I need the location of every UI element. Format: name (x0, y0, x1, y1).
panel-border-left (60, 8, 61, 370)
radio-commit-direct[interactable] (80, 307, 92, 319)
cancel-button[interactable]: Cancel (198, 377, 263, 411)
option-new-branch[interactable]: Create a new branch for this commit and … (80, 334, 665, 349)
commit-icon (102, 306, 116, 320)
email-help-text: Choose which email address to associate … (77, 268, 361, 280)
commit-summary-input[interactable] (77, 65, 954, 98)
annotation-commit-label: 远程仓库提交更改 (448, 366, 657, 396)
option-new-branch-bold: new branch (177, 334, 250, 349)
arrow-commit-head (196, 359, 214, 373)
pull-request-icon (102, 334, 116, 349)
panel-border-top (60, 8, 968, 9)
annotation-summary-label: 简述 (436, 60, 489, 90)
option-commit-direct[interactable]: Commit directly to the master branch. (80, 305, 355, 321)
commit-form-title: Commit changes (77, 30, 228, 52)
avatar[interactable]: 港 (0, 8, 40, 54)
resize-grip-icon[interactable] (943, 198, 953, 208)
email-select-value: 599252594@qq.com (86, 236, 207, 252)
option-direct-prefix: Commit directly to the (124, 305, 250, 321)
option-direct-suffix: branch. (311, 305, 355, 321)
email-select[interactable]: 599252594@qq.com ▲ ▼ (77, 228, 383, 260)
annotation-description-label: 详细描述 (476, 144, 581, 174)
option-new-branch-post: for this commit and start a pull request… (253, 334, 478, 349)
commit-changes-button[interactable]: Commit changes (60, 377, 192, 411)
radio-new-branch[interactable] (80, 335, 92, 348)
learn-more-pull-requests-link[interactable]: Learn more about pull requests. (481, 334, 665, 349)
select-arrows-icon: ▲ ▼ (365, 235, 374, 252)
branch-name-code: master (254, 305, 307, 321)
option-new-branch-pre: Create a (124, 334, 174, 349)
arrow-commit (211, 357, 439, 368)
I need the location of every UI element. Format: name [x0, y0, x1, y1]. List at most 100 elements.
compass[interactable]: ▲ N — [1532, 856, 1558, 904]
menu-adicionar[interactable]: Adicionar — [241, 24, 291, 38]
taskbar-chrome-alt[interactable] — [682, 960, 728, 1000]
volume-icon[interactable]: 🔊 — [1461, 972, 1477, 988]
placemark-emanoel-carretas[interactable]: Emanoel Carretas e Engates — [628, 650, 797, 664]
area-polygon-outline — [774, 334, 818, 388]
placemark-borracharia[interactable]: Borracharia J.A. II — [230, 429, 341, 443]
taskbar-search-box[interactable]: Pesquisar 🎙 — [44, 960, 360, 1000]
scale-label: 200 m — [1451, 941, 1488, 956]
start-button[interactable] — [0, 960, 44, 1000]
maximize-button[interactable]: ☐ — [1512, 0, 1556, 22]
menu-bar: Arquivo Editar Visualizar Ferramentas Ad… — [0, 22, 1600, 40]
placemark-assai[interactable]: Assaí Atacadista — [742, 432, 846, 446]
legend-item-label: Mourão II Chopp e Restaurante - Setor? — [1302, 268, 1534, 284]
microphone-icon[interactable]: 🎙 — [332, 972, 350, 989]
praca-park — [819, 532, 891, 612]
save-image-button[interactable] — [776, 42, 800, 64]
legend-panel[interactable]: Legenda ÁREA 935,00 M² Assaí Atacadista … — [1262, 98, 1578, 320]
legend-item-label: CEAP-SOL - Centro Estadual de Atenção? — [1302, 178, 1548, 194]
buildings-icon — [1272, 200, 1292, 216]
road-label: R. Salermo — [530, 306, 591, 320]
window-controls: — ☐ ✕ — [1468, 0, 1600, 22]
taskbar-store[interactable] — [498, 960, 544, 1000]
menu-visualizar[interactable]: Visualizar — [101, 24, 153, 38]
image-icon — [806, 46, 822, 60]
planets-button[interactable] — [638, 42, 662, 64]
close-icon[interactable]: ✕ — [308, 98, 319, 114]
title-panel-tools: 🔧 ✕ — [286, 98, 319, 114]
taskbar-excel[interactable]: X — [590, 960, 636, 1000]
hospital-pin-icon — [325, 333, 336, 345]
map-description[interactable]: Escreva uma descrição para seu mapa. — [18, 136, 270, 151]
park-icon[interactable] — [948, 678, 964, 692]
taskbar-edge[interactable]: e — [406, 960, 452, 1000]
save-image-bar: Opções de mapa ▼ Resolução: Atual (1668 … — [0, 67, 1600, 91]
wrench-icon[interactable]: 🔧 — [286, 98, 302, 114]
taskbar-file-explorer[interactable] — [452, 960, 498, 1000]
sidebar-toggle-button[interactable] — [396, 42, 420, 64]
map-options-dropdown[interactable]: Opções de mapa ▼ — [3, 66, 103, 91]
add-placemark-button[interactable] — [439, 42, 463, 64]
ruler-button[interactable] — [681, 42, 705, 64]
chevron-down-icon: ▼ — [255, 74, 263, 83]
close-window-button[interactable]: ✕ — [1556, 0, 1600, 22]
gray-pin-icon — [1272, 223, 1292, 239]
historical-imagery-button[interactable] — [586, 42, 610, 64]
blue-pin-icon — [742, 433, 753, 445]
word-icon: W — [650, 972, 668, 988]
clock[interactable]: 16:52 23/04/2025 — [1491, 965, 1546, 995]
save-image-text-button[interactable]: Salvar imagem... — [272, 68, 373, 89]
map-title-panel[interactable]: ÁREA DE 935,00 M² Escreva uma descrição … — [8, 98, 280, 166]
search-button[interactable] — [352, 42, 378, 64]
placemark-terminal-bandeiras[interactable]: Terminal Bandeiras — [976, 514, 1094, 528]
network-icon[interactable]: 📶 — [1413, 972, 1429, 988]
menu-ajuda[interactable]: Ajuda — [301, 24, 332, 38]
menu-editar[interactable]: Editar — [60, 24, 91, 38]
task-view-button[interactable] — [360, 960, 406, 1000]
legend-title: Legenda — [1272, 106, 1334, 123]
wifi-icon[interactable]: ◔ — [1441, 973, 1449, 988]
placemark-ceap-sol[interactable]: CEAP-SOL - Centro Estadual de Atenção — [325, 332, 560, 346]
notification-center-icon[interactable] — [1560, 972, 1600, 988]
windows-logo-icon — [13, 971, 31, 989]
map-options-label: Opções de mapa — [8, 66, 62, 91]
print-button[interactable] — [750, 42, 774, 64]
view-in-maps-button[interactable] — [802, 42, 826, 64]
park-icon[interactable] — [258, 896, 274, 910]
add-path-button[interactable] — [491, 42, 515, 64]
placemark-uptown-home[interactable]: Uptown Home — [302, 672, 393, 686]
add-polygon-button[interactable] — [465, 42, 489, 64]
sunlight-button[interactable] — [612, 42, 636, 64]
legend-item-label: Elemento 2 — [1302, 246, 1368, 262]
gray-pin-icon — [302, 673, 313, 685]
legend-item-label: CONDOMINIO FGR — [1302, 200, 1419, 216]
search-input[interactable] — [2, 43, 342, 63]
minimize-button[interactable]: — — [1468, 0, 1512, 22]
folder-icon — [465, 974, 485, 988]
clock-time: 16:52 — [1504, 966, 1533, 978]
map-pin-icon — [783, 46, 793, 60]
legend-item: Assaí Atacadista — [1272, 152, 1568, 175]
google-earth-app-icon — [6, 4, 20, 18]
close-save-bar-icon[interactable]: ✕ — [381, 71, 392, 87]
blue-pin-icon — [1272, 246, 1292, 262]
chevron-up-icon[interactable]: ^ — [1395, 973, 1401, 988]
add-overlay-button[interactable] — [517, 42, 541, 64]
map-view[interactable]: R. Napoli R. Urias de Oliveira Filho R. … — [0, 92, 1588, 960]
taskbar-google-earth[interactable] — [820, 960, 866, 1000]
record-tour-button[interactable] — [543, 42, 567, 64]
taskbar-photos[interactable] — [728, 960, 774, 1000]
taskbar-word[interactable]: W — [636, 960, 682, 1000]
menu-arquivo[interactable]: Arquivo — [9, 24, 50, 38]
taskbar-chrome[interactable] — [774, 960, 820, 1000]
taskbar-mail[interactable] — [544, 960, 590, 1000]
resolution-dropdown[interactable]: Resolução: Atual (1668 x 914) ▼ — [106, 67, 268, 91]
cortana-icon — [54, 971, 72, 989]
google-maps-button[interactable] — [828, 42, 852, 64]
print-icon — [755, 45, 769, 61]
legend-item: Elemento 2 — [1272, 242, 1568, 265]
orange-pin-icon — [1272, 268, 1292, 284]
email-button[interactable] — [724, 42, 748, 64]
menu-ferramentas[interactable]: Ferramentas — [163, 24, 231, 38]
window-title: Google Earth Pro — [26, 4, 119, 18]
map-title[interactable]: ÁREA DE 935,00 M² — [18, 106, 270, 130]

● ● ● ● ● ● ●

Directive
Reproduce the material above verbatim, from its first line up to and including the line containing "option-commit-direct[interactable]: Commit directly".

Solution
I need the location of every UI element. Format: name (x0, y0, x1, y1).
panel-border-left (60, 8, 61, 370)
radio-commit-direct[interactable] (80, 307, 92, 319)
cancel-button[interactable]: Cancel (198, 377, 263, 411)
option-new-branch[interactable]: Create a new branch for this commit and … (80, 334, 665, 349)
commit-icon (102, 306, 116, 320)
email-help-text: Choose which email address to associate … (77, 268, 361, 280)
commit-summary-input[interactable] (77, 65, 954, 98)
annotation-commit-label: 远程仓库提交更改 (448, 366, 657, 396)
option-new-branch-bold: new branch (177, 334, 250, 349)
arrow-commit-head (196, 359, 214, 373)
pull-request-icon (102, 334, 116, 349)
panel-border-top (60, 8, 968, 9)
annotation-summary-label: 简述 (436, 60, 489, 90)
option-commit-direct[interactable]: Commit directly to the master branch. (80, 305, 355, 321)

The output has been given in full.